■ **TASK**
Transcribe all the entries word for word, skipping the pictures.

■ **DATA EXTRACT**
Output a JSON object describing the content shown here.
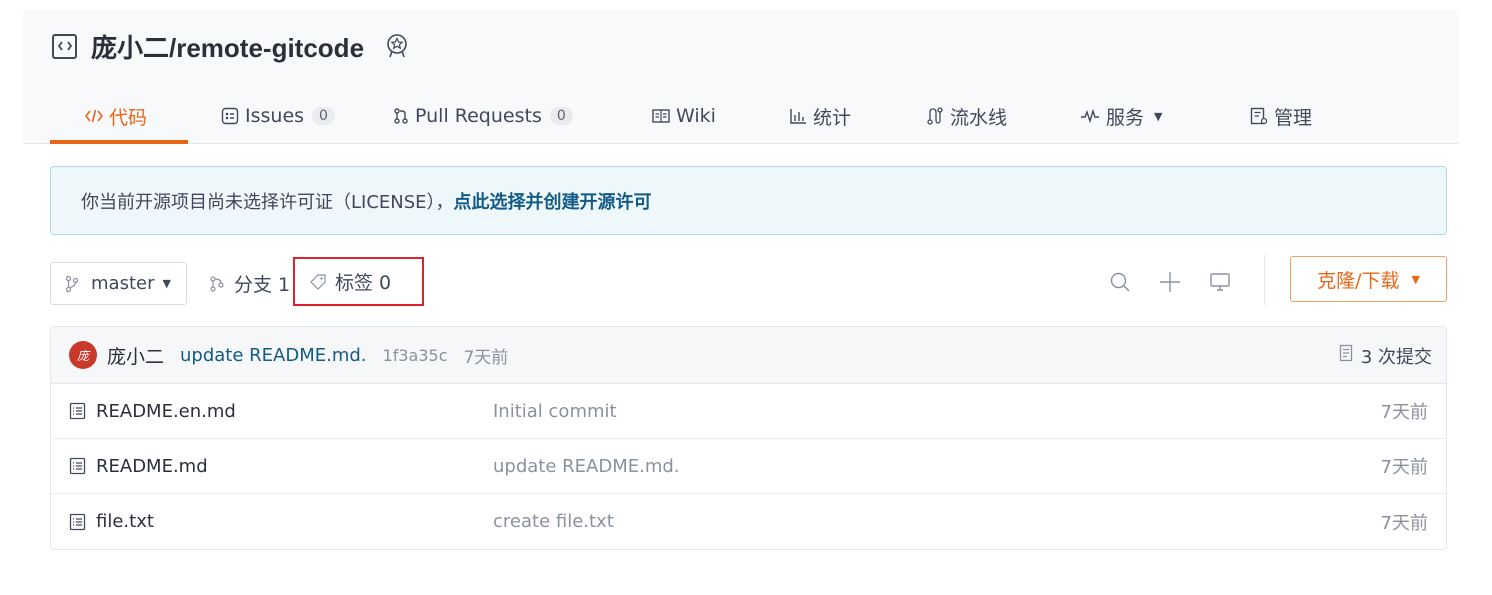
{
  "repo": {
    "owner": "庞小二",
    "name_full": "庞小二/remote-gitcode"
  },
  "tabs": [
    {
      "label": "代码",
      "icon": "code-icon",
      "active": true
    },
    {
      "label": "Issues",
      "icon": "issues-icon",
      "count": "0"
    },
    {
      "label": "Pull Requests",
      "icon": "pull-request-icon",
      "count": "0"
    },
    {
      "label": "Wiki",
      "icon": "wiki-icon"
    },
    {
      "label": "统计",
      "icon": "stats-icon"
    },
    {
      "label": "流水线",
      "icon": "pipeline-icon"
    },
    {
      "label": "服务",
      "icon": "service-icon",
      "dropdown": true
    },
    {
      "label": "管理",
      "icon": "manage-icon"
    }
  ],
  "notice": {
    "text": "你当前开源项目尚未选择许可证（LICENSE），",
    "link": "点此选择并创建开源许可"
  },
  "toolbar": {
    "branch": "master",
    "branches_label": "分支 1",
    "tags_label": "标签 0",
    "clone_label": "克隆/下载"
  },
  "commit": {
    "avatar_text": "庞",
    "author": "庞小二",
    "message": "update README.md.",
    "hash": "1f3a35c",
    "time": "7天前",
    "count_label": "3 次提交"
  },
  "files": [
    {
      "name": "README.en.md",
      "commit": "Initial commit",
      "time": "7天前"
    },
    {
      "name": "README.md",
      "commit": "update README.md.",
      "time": "7天前"
    },
    {
      "name": "file.txt",
      "commit": "create file.txt",
      "time": "7天前"
    }
  ],
  "colors": {
    "accent": "#e8661a",
    "link": "#135b87",
    "highlight_border": "#e0202c"
  }
}
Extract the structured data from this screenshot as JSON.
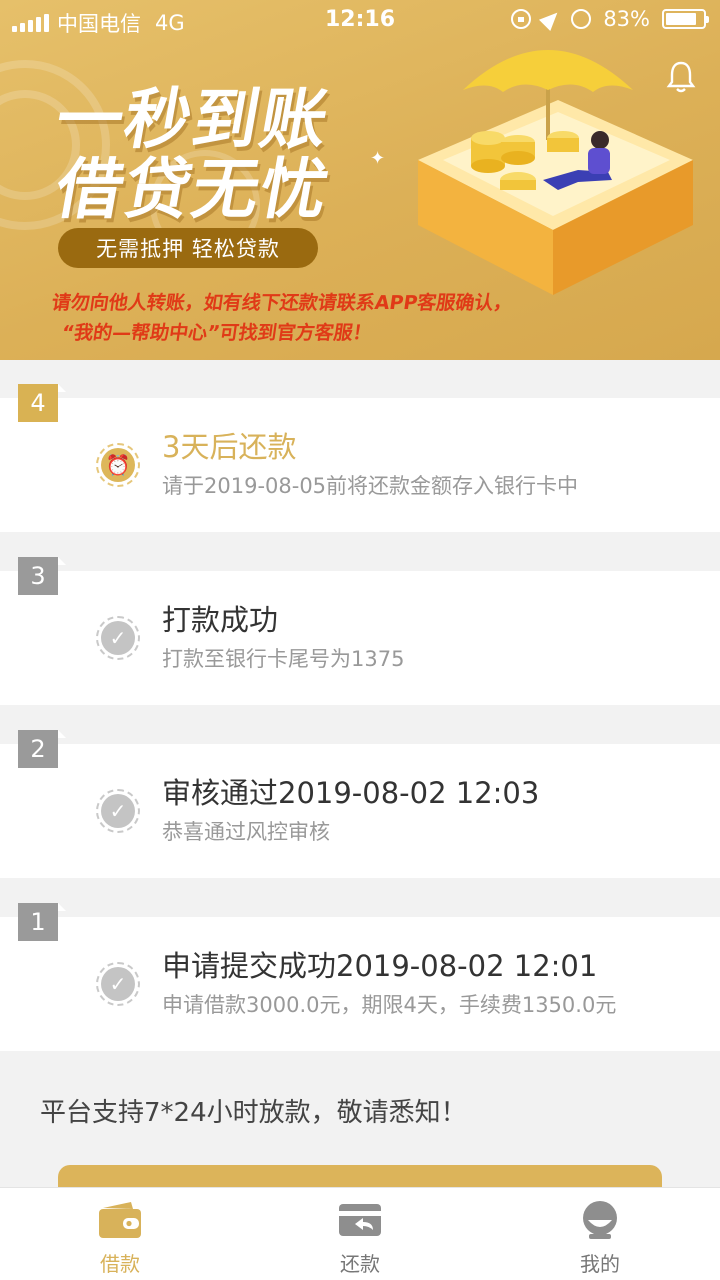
{
  "status_bar": {
    "carrier": "中国电信",
    "network": "4G",
    "time": "12:16",
    "battery": "83%",
    "battery_level": 0.83
  },
  "banner": {
    "title_line1": "一秒到账",
    "title_line2": "借贷无忧",
    "pill": "无需抵押  轻松贷款",
    "warning_line1": "请勿向他人转账，如有线下还款请联系APP客服确认，",
    "warning_line2": "“我的—帮助中心”可找到官方客服！"
  },
  "steps": [
    {
      "number": "4",
      "title": "3天后还款",
      "desc": "请于2019-08-05前将还款金额存入银行卡中",
      "state": "current"
    },
    {
      "number": "3",
      "title": "打款成功",
      "desc": "打款至银行卡尾号为1375",
      "state": "done"
    },
    {
      "number": "2",
      "title": "审核通过2019-08-02 12:03",
      "desc": "恭喜通过风控审核",
      "state": "done"
    },
    {
      "number": "1",
      "title": "申请提交成功2019-08-02 12:01",
      "desc": "申请借款3000.0元，期限4天，手续费1350.0元",
      "state": "done"
    }
  ],
  "notice": "平台支持7*24小时放款，敬请悉知！",
  "tabs": [
    {
      "label": "借款",
      "icon": "wallet-icon",
      "active": true
    },
    {
      "label": "还款",
      "icon": "repay-card-icon",
      "active": false
    },
    {
      "label": "我的",
      "icon": "profile-icon",
      "active": false
    }
  ],
  "colors": {
    "accent": "#d8b25a",
    "banner": "#dcb057",
    "warning": "#e03a17",
    "inactive": "#9a9a9a"
  }
}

■ **REPLY TO THE TASK**
Output a JSON object describing the content shown here.
{
  "repo": {
    "owner": "庞小二",
    "name_full": "庞小二/remote-gitcode"
  },
  "tabs": [
    {
      "label": "代码",
      "icon": "code-icon",
      "active": true
    },
    {
      "label": "Issues",
      "icon": "issues-icon",
      "count": "0"
    },
    {
      "label": "Pull Requests",
      "icon": "pull-request-icon",
      "count": "0"
    },
    {
      "label": "Wiki",
      "icon": "wiki-icon"
    },
    {
      "label": "统计",
      "icon": "stats-icon"
    },
    {
      "label": "流水线",
      "icon": "pipeline-icon"
    },
    {
      "label": "服务",
      "icon": "service-icon",
      "dropdown": true
    },
    {
      "label": "管理",
      "icon": "manage-icon"
    }
  ],
  "notice": {
    "text": "你当前开源项目尚未选择许可证（LICENSE），",
    "link": "点此选择并创建开源许可"
  },
  "toolbar": {
    "branch": "master",
    "branches_label": "分支 1",
    "tags_label": "标签 0",
    "clone_label": "克隆/下载"
  },
  "commit": {
    "avatar_text": "庞",
    "author": "庞小二",
    "message": "update README.md.",
    "hash": "1f3a35c",
    "time": "7天前",
    "count_label": "3 次提交"
  },
  "files": [
    {
      "name": "README.en.md",
      "commit": "Initial commit",
      "time": "7天前"
    },
    {
      "name": "README.md",
      "commit": "update README.md.",
      "time": "7天前"
    },
    {
      "name": "file.txt",
      "commit": "create file.txt",
      "time": "7天前"
    }
  ],
  "colors": {
    "accent": "#e8661a",
    "link": "#135b87",
    "highlight_border": "#e0202c"
  }
}
Extract the structured data from this screenshot as JSON.
{
  "status_bar": {
    "carrier": "中国电信",
    "network": "4G",
    "time": "12:16",
    "battery": "83%",
    "battery_level": 0.83
  },
  "banner": {
    "title_line1": "一秒到账",
    "title_line2": "借贷无忧",
    "pill": "无需抵押  轻松贷款",
    "warning_line1": "请勿向他人转账，如有线下还款请联系APP客服确认，",
    "warning_line2": "“我的—帮助中心”可找到官方客服！"
  },
  "steps": [
    {
      "number": "4",
      "title": "3天后还款",
      "desc": "请于2019-08-05前将还款金额存入银行卡中",
      "state": "current"
    },
    {
      "number": "3",
      "title": "打款成功",
      "desc": "打款至银行卡尾号为1375",
      "state": "done"
    },
    {
      "number": "2",
      "title": "审核通过2019-08-02 12:03",
      "desc": "恭喜通过风控审核",
      "state": "done"
    },
    {
      "number": "1",
      "title": "申请提交成功2019-08-02 12:01",
      "desc": "申请借款3000.0元，期限4天，手续费1350.0元",
      "state": "done"
    }
  ],
  "notice": "平台支持7*24小时放款，敬请悉知！",
  "tabs": [
    {
      "label": "借款",
      "icon": "wallet-icon",
      "active": true
    },
    {
      "label": "还款",
      "icon": "repay-card-icon",
      "active": false
    },
    {
      "label": "我的",
      "icon": "profile-icon",
      "active": false
    }
  ],
  "colors": {
    "accent": "#d8b25a",
    "banner": "#dcb057",
    "warning": "#e03a17",
    "inactive": "#9a9a9a"
  }
}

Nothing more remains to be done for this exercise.